## [GIVEN PROBLEM]
Below are entries. Pull out all lines containing "this".

## [Part of a data file]
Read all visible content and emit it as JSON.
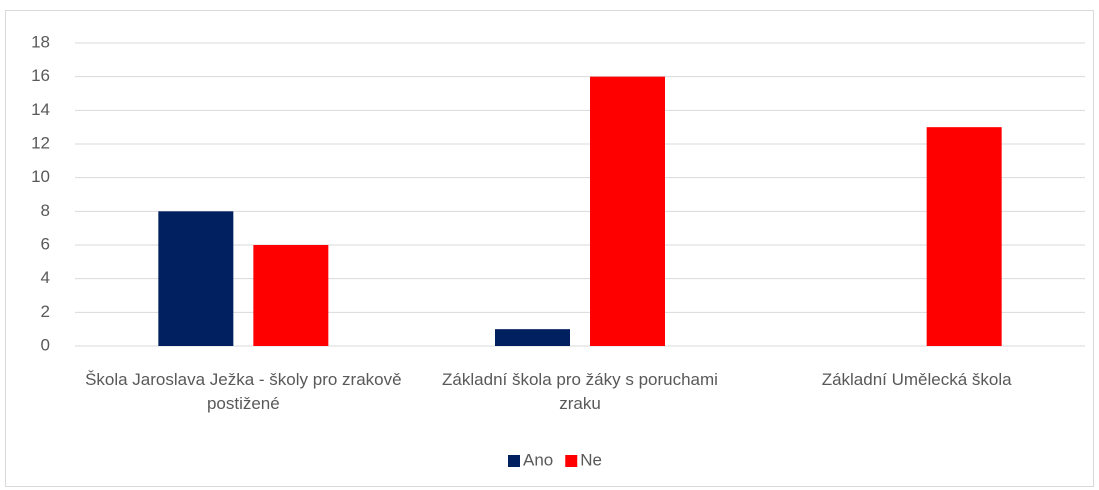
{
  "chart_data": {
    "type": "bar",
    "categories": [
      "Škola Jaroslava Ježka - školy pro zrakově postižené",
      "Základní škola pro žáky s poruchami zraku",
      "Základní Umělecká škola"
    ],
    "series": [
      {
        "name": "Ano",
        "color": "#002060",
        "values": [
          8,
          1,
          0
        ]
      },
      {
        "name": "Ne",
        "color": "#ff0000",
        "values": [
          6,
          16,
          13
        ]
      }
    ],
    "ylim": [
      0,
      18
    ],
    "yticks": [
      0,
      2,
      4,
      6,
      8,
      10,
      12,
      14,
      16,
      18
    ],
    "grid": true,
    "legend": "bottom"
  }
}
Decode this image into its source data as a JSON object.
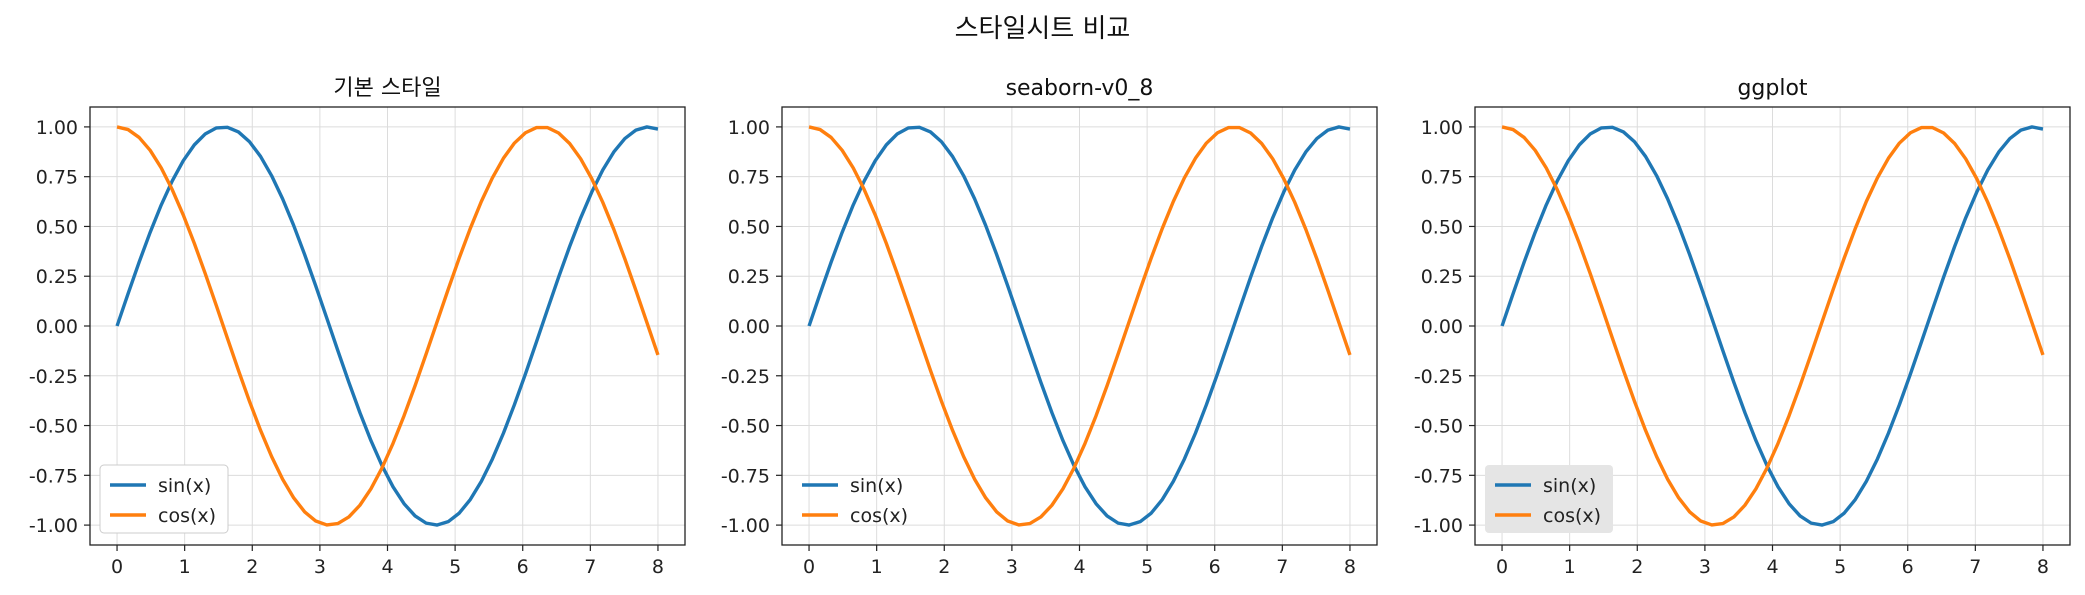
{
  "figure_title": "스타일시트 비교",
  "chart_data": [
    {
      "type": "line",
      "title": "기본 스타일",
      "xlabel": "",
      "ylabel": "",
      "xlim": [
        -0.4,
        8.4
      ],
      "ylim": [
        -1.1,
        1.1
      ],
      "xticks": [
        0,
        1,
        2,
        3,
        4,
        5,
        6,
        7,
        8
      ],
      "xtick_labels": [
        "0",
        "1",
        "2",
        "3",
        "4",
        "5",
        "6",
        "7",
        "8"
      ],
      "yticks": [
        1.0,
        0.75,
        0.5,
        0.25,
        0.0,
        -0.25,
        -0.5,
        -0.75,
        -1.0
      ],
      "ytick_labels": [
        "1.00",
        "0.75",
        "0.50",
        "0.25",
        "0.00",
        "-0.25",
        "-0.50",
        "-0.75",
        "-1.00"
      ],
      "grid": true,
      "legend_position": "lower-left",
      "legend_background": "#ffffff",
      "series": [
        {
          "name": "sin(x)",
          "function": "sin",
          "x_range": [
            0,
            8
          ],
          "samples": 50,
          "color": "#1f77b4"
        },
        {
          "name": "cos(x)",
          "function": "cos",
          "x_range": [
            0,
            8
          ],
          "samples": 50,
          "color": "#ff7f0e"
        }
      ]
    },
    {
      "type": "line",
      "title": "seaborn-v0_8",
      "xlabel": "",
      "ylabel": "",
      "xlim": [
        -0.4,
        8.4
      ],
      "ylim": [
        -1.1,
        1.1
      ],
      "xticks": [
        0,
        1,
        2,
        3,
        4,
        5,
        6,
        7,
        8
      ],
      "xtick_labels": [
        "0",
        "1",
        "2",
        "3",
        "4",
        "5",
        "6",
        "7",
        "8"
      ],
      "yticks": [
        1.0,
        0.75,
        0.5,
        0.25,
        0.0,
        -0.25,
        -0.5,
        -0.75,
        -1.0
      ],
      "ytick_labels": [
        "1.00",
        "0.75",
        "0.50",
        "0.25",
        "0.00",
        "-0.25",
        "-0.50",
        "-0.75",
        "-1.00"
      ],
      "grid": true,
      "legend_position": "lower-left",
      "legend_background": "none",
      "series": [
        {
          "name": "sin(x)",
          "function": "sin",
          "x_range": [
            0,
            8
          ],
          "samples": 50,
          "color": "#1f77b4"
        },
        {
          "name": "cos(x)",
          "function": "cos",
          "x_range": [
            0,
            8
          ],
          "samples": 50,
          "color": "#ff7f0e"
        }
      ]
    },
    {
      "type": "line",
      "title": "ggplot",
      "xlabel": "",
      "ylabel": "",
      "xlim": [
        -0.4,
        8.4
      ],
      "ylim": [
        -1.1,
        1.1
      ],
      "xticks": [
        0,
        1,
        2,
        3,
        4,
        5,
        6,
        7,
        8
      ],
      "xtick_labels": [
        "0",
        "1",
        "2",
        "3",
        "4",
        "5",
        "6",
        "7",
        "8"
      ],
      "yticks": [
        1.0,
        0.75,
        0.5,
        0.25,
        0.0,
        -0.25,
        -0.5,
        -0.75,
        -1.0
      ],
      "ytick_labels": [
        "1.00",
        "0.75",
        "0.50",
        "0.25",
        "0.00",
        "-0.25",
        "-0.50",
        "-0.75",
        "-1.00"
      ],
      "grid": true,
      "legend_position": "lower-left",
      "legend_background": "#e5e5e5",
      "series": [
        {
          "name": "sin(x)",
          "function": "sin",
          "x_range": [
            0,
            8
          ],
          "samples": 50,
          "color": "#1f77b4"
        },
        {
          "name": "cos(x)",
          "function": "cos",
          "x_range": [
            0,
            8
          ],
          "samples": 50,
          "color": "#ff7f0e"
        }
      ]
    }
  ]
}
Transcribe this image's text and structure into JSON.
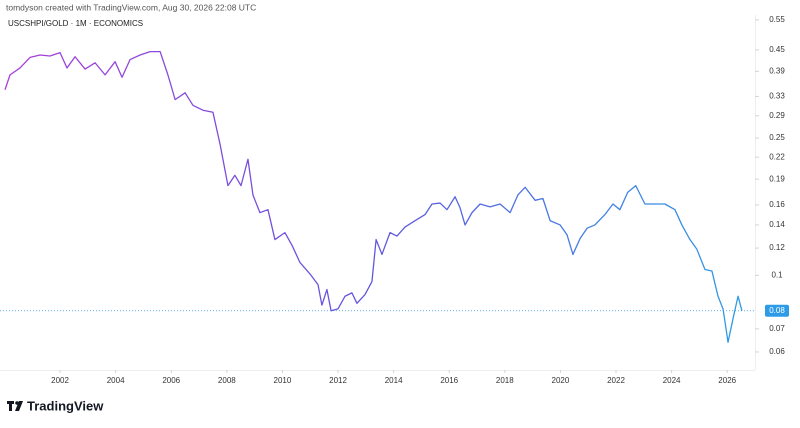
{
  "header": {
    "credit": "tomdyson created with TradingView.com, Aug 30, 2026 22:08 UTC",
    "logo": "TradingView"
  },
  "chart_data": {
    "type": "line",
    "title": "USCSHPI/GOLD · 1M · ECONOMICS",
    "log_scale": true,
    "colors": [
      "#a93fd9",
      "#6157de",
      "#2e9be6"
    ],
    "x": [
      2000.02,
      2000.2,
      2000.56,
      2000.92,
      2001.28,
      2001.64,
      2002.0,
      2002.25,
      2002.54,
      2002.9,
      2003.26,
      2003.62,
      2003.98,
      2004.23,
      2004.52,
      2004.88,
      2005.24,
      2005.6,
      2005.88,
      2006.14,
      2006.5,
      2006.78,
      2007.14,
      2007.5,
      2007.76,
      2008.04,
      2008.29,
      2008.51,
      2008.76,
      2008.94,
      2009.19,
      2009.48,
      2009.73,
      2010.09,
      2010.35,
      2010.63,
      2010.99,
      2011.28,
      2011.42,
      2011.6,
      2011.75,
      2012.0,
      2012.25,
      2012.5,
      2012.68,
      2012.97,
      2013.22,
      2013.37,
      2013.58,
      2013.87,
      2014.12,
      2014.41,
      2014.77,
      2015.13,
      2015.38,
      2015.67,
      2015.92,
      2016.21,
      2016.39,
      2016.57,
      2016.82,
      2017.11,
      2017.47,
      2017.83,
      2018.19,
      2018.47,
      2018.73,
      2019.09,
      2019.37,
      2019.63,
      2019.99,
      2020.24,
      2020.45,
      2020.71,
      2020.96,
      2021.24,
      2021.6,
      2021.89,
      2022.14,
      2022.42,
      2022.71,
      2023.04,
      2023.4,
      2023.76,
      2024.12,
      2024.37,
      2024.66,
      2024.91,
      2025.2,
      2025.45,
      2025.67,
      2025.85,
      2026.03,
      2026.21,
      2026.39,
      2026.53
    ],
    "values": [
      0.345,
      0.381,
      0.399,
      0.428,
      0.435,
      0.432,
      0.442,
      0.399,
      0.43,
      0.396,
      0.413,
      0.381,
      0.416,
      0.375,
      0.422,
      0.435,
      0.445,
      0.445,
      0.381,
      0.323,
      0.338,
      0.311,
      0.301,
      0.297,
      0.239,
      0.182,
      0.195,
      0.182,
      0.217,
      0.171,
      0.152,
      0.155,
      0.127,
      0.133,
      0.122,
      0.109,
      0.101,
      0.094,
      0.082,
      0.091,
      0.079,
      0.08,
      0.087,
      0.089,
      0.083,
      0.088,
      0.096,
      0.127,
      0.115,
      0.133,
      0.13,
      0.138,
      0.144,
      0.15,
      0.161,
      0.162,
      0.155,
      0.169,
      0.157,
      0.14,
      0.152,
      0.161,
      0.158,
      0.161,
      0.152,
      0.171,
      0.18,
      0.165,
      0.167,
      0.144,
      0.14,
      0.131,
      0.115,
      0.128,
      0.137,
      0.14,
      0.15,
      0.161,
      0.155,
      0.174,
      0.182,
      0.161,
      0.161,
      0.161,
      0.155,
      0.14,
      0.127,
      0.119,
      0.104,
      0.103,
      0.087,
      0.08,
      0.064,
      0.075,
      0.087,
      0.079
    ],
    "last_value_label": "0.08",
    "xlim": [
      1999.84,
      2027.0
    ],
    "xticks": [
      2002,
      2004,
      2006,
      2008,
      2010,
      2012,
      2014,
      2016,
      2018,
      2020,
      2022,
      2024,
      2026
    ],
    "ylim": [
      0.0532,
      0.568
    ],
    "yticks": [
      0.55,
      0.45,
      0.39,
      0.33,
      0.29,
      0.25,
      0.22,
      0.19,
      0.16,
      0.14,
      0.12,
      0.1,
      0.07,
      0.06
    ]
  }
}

## [SOLUTION BELOW]
Decode this image into its source data as a JSON object.
Transcribe this image's text and structure into JSON.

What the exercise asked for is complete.